◆ Problem to work on
Copy all lines below containing "username".

◆ Source material
::::::

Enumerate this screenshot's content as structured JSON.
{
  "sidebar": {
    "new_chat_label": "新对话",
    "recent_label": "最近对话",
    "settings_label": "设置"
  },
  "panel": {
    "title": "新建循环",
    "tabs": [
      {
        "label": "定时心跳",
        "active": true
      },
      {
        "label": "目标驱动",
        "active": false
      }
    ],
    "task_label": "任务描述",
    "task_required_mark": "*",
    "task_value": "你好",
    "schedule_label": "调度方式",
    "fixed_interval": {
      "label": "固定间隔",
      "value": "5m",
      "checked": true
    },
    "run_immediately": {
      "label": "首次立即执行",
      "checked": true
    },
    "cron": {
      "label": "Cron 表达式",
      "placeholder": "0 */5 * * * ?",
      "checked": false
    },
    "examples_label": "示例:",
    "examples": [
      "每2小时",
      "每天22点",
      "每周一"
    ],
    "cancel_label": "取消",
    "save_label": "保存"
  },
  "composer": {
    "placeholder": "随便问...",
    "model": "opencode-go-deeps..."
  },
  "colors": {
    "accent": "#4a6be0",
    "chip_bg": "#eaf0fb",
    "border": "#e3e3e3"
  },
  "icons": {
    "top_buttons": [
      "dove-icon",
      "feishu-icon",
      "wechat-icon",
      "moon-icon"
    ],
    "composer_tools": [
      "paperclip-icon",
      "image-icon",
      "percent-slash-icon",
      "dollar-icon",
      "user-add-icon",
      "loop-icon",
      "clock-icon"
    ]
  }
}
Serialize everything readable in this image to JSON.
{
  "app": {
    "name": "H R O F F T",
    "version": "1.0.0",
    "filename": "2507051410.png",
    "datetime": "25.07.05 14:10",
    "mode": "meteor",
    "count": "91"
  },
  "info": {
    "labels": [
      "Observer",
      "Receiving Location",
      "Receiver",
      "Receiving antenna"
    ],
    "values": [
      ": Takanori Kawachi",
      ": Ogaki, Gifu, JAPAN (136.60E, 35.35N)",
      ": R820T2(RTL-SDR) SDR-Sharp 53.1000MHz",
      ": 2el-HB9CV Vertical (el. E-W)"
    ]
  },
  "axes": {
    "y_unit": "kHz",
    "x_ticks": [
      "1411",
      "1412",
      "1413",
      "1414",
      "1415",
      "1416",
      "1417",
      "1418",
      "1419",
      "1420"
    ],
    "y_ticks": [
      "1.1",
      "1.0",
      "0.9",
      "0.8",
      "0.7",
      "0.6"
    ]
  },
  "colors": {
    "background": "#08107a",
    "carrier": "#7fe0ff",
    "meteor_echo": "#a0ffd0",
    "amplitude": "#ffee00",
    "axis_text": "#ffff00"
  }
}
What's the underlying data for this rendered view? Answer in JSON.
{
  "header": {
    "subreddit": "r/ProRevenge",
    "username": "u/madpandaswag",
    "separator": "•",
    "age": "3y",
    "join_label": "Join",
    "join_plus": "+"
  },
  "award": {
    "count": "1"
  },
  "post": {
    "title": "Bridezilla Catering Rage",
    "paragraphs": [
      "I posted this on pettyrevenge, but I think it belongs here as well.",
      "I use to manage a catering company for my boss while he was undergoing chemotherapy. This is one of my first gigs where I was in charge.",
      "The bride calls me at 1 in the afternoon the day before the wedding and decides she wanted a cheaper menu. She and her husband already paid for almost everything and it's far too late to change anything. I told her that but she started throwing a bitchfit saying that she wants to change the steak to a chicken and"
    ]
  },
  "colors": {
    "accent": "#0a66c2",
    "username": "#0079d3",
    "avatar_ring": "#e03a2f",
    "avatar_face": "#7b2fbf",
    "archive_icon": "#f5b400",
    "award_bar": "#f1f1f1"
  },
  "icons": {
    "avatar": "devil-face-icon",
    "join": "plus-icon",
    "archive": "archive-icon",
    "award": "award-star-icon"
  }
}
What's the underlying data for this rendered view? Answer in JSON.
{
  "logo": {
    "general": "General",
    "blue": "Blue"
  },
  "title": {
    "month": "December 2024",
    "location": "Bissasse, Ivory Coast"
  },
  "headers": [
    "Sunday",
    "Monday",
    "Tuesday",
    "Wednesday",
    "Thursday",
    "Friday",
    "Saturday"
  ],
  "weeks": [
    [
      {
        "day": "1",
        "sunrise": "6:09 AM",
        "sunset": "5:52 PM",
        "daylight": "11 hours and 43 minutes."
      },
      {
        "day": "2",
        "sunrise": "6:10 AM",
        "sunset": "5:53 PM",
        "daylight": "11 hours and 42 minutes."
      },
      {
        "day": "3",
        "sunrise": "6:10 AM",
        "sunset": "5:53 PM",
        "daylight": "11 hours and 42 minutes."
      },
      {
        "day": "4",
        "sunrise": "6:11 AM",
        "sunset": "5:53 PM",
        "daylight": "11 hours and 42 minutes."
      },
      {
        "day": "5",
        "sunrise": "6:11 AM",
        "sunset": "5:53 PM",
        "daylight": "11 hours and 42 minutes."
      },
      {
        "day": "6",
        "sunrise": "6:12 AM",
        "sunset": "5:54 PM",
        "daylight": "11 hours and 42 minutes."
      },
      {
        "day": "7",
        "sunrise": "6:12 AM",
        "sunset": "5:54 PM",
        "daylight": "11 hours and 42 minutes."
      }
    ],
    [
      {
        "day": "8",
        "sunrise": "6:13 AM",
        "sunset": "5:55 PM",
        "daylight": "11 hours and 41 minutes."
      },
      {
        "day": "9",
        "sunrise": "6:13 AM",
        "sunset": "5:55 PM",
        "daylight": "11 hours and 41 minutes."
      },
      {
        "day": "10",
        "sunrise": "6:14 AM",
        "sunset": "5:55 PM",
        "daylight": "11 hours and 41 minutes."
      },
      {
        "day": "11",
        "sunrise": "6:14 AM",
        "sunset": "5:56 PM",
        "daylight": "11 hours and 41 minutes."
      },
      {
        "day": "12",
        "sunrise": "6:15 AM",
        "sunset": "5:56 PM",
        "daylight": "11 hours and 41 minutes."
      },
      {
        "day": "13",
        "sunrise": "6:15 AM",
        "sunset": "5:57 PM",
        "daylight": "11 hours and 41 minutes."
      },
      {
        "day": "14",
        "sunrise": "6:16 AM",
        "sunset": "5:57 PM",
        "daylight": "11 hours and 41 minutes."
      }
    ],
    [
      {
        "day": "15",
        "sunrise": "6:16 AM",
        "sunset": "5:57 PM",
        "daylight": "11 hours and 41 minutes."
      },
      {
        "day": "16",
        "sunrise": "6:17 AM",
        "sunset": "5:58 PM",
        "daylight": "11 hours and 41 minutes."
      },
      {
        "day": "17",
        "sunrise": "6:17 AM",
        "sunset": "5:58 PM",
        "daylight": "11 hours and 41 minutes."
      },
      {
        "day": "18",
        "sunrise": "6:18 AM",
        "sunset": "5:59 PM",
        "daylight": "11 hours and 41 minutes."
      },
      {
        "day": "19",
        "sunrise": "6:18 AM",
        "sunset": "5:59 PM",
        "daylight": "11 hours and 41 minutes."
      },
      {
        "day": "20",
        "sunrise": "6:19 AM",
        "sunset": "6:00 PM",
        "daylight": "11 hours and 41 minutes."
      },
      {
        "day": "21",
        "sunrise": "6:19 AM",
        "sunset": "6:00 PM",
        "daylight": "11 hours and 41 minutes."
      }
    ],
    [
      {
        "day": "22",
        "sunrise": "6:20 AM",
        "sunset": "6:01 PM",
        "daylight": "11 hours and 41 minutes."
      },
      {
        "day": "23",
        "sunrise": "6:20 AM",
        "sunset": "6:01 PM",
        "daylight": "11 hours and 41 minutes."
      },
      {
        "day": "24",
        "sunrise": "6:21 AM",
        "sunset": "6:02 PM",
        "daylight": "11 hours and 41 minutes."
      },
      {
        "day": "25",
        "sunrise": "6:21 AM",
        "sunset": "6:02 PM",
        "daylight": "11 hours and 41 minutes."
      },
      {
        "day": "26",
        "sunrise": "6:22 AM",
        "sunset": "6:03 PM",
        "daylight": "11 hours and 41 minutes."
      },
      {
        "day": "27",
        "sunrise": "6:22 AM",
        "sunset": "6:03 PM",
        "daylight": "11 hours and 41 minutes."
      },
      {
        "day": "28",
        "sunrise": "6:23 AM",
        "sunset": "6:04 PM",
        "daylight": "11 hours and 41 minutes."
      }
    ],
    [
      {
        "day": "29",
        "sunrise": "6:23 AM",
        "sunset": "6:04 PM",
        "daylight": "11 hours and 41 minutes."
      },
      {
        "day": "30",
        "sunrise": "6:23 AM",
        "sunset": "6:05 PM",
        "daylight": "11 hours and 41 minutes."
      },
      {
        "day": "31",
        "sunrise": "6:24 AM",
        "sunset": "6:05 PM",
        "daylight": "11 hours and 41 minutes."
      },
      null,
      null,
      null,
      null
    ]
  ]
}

::::::

◆ Task output
    "username": "u/madpandaswag",
    "username": "#0079d3",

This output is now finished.